Count the lines in the data below that contain the string "Text" with matching case, and give only the number.

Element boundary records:
=-=-=-=-=

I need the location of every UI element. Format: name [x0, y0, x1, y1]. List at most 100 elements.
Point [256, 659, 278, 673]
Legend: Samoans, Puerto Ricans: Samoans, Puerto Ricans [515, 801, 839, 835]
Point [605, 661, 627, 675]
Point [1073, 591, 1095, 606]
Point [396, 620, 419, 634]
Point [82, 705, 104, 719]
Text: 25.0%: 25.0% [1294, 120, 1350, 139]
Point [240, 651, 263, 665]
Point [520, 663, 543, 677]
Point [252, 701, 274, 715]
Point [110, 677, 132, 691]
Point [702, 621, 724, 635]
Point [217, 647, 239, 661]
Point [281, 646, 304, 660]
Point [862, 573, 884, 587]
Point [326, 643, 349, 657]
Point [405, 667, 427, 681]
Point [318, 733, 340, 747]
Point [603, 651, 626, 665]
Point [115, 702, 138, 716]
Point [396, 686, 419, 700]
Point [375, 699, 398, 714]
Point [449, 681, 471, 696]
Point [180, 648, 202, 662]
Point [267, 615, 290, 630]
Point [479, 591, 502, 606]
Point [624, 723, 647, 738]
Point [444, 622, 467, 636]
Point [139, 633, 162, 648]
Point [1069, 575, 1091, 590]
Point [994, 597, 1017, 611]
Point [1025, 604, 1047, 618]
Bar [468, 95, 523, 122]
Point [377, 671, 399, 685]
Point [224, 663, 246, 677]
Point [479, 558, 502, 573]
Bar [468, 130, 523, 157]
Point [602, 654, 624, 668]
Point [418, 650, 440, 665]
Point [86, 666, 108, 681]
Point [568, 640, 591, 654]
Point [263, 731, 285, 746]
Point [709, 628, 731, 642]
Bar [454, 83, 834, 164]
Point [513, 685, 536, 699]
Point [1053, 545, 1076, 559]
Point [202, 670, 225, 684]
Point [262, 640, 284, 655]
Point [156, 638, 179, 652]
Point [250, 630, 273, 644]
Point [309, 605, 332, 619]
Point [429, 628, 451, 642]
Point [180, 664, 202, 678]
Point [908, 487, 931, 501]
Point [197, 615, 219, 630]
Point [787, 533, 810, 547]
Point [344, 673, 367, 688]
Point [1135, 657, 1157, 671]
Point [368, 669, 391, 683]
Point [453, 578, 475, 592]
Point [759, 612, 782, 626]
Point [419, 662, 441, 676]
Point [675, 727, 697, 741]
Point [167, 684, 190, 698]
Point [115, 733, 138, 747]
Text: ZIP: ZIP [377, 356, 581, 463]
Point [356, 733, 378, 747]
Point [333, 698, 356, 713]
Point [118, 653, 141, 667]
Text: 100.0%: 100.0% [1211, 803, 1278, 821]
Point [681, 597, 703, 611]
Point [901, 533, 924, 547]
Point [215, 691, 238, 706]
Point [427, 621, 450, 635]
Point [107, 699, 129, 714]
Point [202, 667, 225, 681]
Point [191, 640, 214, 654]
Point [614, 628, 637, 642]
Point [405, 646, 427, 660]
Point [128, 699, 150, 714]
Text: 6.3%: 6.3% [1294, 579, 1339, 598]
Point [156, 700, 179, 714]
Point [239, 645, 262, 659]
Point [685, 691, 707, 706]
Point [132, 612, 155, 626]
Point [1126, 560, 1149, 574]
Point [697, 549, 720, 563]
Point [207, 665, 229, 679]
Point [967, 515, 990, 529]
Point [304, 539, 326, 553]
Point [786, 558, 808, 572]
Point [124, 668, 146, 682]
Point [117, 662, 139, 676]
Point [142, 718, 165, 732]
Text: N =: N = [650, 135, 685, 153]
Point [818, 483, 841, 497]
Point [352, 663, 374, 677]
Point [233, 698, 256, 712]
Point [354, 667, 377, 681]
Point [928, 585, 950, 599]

=-=-=-=-=

(Written response) 5